# Stored records:
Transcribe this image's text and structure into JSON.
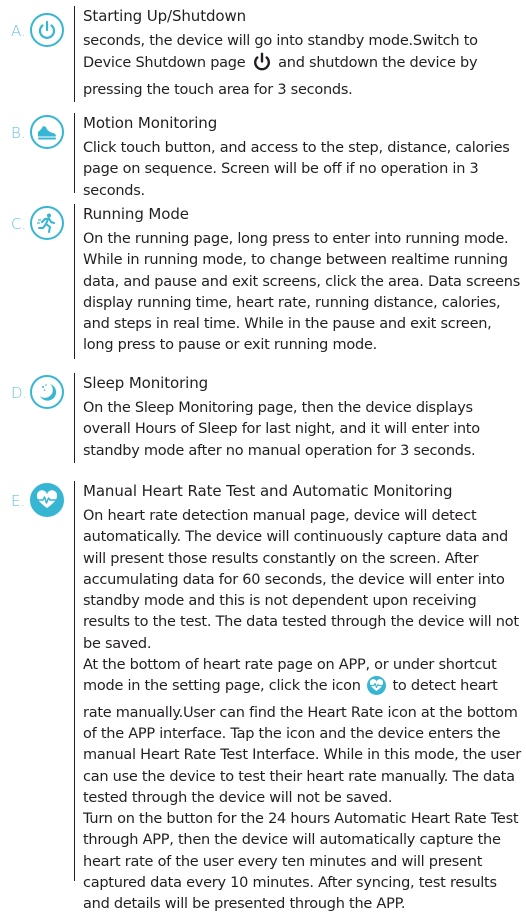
{
  "sections": [
    {
      "letter": "A.",
      "icon": "power-icon",
      "title": "Starting Up/Shutdown",
      "body_before_icon": "seconds, the device will go into standby mode.Switch to Device Shutdown page",
      "body_after_icon": "and shutdown the device by pressing the touch area for 3 seconds."
    },
    {
      "letter": "B.",
      "icon": "shoe-icon",
      "title": "Motion Monitoring",
      "body": "Click touch button,  and access to the step, distance, calories page on sequence. Screen will be off if no operation in 3 seconds."
    },
    {
      "letter": "C.",
      "icon": "running-person-icon",
      "title": "Running Mode",
      "body": "On the running page, long press to enter into running mode. While in running mode, to change between realtime running data, and pause and exit screens, click the area. Data screens display running time, heart rate, running distance, calories, and steps in real time. While in the pause and exit screen, long press to pause or exit running mode."
    },
    {
      "letter": "D.",
      "icon": "moon-icon",
      "title": "Sleep Monitoring",
      "body": "On the Sleep Monitoring page, then the device displays overall Hours of Sleep for last night, and it will enter into standby mode after no manual operation for 3 seconds."
    },
    {
      "letter": "E.",
      "icon": "heart-rate-icon",
      "title": "Manual Heart Rate Test and Automatic Monitoring",
      "paragraph1": "On heart rate detection manual page, device will detect automatically. The device will continuously capture data and will present those results constantly on the screen. After accumulating data for 60 seconds, the device will enter into standby mode and this is not dependent upon receiving results to the test.  The data tested through the device will not be saved.",
      "paragraph2_before_icon": "At the bottom of heart rate page on APP, or under shortcut mode in the setting page, click the icon",
      "paragraph2_after_icon": "to detect heart rate manually.User can find the Heart Rate icon at the bottom of the APP interface. Tap the icon and the device enters the manual Heart Rate Test Interface. While in this mode, the user can use the device to test their heart rate manually. The data tested through the device will not be saved.",
      "paragraph3": "Turn on the button for the 24 hours Automatic Heart Rate Test through APP, then the device will automatically capture the heart rate of the user every ten minutes and will present captured data every 10 minutes. After syncing, test results and details will be presented through the APP."
    }
  ],
  "colors": {
    "accent": "#36b6d3",
    "letter": "#67c2d8",
    "text": "#231f20"
  }
}
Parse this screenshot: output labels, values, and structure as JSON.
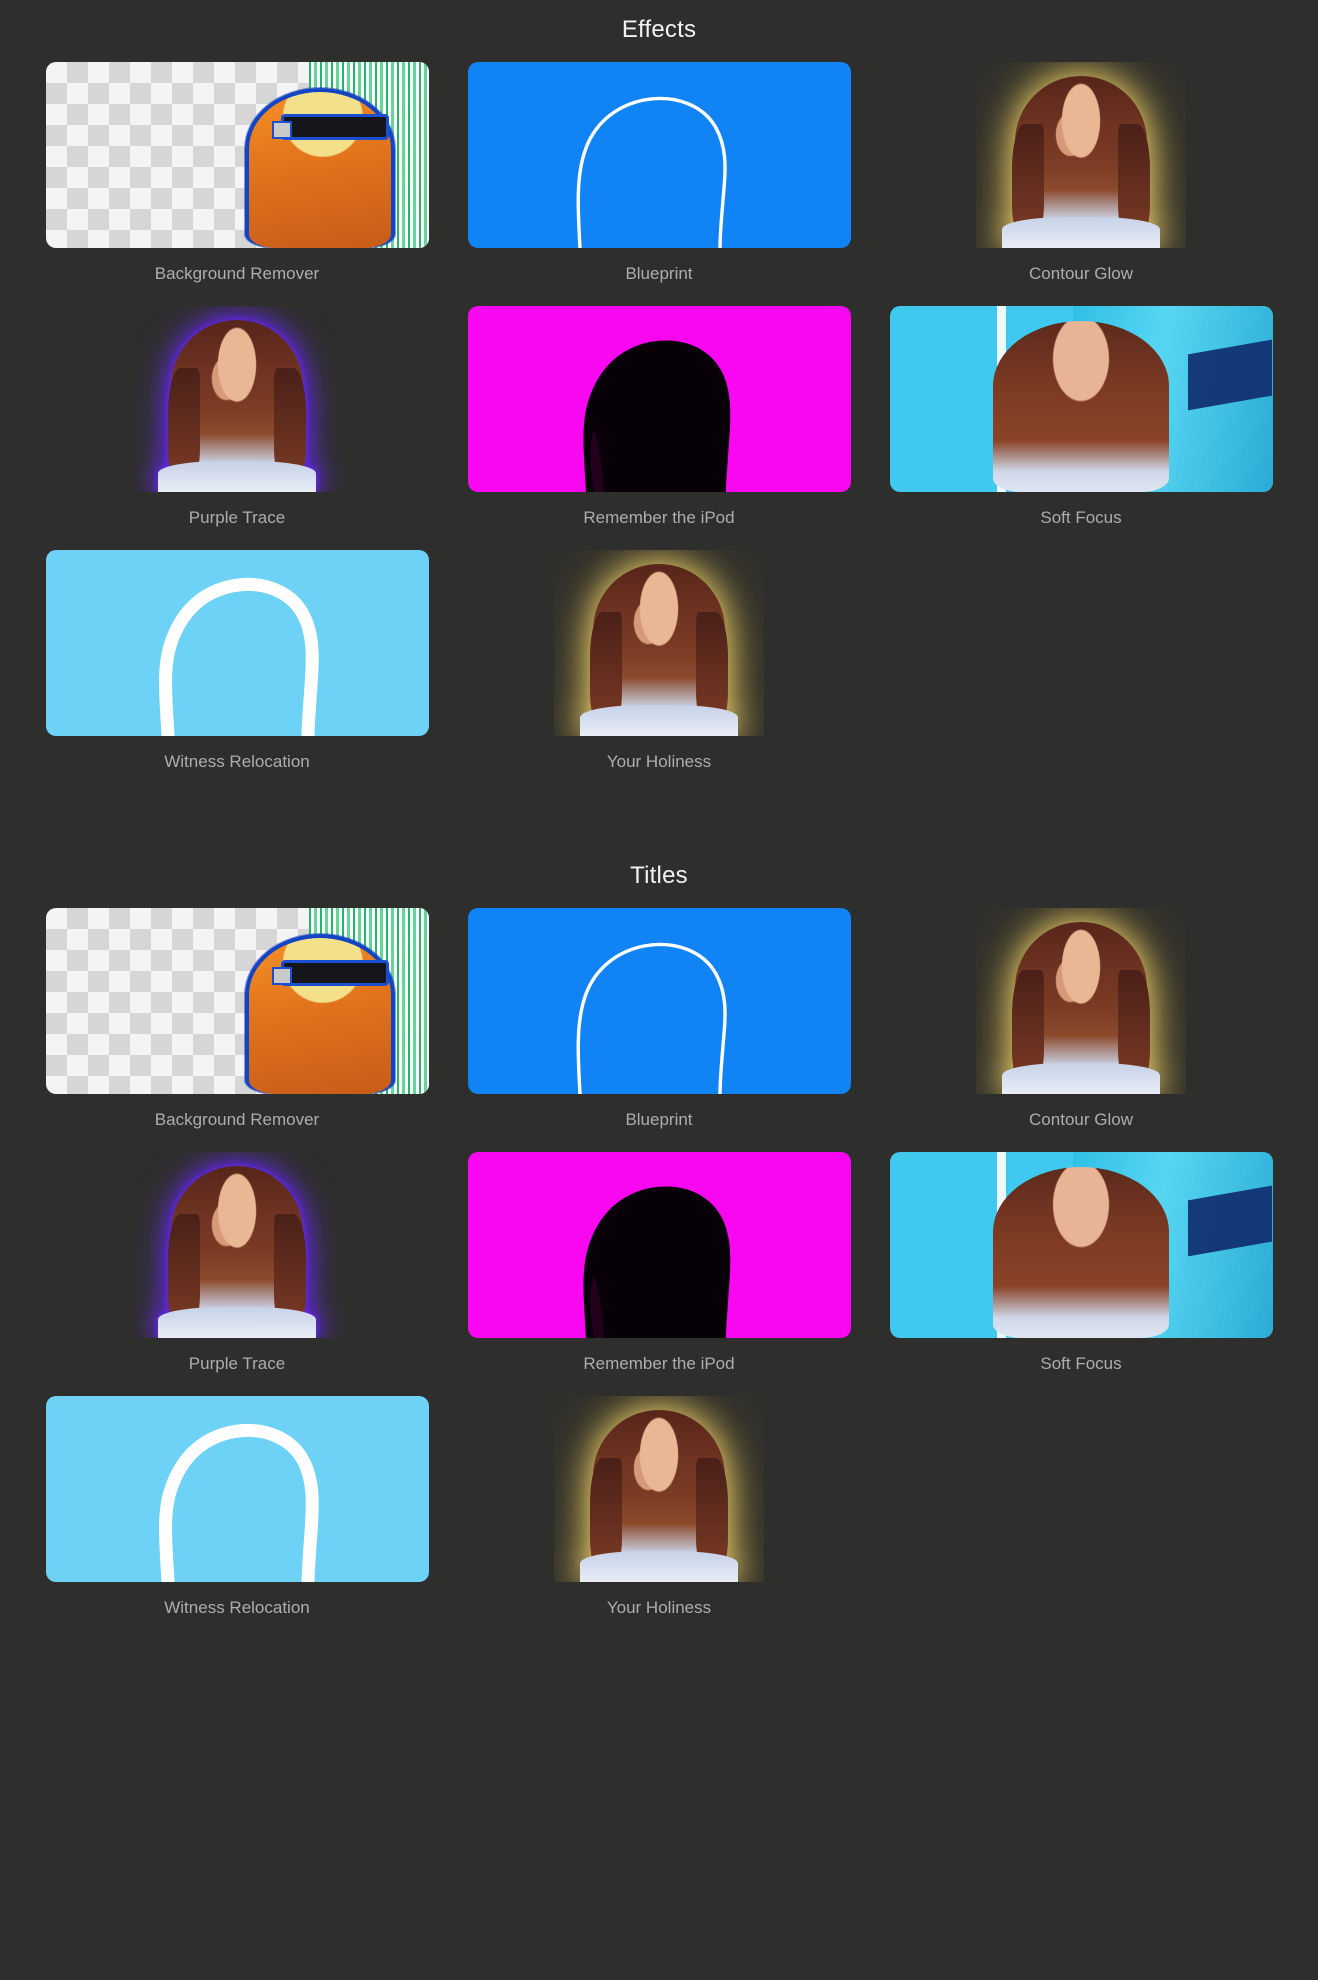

# Written request:
Transcribe every line in the entries above, taking out only the images.

# Correct answer:
Transcribe this image's text and structure into JSON.
{
  "sections": [
    {
      "letter": "A.",
      "icon": "power-icon",
      "title": "Starting Up/Shutdown",
      "body_before_icon": "seconds, the device will go into standby mode.Switch to Device Shutdown page",
      "body_after_icon": "and shutdown the device by pressing the touch area for 3 seconds."
    },
    {
      "letter": "B.",
      "icon": "shoe-icon",
      "title": "Motion Monitoring",
      "body": "Click touch button,  and access to the step, distance, calories page on sequence. Screen will be off if no operation in 3 seconds."
    },
    {
      "letter": "C.",
      "icon": "running-person-icon",
      "title": "Running Mode",
      "body": "On the running page, long press to enter into running mode. While in running mode, to change between realtime running data, and pause and exit screens, click the area. Data screens display running time, heart rate, running distance, calories, and steps in real time. While in the pause and exit screen, long press to pause or exit running mode."
    },
    {
      "letter": "D.",
      "icon": "moon-icon",
      "title": "Sleep Monitoring",
      "body": "On the Sleep Monitoring page, then the device displays overall Hours of Sleep for last night, and it will enter into standby mode after no manual operation for 3 seconds."
    },
    {
      "letter": "E.",
      "icon": "heart-rate-icon",
      "title": "Manual Heart Rate Test and Automatic Monitoring",
      "paragraph1": "On heart rate detection manual page, device will detect automatically. The device will continuously capture data and will present those results constantly on the screen. After accumulating data for 60 seconds, the device will enter into standby mode and this is not dependent upon receiving results to the test.  The data tested through the device will not be saved.",
      "paragraph2_before_icon": "At the bottom of heart rate page on APP, or under shortcut mode in the setting page, click the icon",
      "paragraph2_after_icon": "to detect heart rate manually.User can find the Heart Rate icon at the bottom of the APP interface. Tap the icon and the device enters the manual Heart Rate Test Interface. While in this mode, the user can use the device to test their heart rate manually. The data tested through the device will not be saved.",
      "paragraph3": "Turn on the button for the 24 hours Automatic Heart Rate Test through APP, then the device will automatically capture the heart rate of the user every ten minutes and will present captured data every 10 minutes. After syncing, test results and details will be presented through the APP."
    }
  ],
  "colors": {
    "accent": "#36b6d3",
    "letter": "#67c2d8",
    "text": "#231f20"
  }
}
Parse this screenshot: output labels, values, and structure as JSON.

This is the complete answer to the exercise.